═══ Supplied data ═══
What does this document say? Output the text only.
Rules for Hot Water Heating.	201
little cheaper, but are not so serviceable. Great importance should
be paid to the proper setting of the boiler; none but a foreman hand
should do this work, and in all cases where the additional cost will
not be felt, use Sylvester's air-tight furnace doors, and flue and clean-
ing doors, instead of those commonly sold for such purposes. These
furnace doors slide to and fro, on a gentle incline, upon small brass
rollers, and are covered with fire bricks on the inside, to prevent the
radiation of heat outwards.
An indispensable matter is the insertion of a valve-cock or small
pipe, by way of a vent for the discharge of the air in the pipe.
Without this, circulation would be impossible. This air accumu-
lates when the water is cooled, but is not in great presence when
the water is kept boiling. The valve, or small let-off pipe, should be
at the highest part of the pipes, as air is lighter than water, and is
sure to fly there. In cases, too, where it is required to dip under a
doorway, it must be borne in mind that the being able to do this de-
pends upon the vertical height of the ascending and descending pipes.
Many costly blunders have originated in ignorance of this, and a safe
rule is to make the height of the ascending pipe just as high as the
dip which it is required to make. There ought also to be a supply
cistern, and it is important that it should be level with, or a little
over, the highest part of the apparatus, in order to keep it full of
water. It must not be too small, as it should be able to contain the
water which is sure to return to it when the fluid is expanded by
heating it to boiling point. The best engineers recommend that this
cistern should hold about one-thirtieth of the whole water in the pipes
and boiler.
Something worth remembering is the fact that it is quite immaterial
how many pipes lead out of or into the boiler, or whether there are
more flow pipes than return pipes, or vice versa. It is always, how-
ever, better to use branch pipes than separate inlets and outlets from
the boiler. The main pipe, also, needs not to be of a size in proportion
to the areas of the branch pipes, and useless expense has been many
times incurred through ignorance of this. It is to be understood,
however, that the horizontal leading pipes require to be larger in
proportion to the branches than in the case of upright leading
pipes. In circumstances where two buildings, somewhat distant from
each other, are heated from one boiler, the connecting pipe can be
═══
To do:
Using the entries above, return each line that includes the word "proportion".

The completed task:
the boiler. The main pipe, also, needs not to be of a size in proportion
proportion to the branches than in the case of upright leading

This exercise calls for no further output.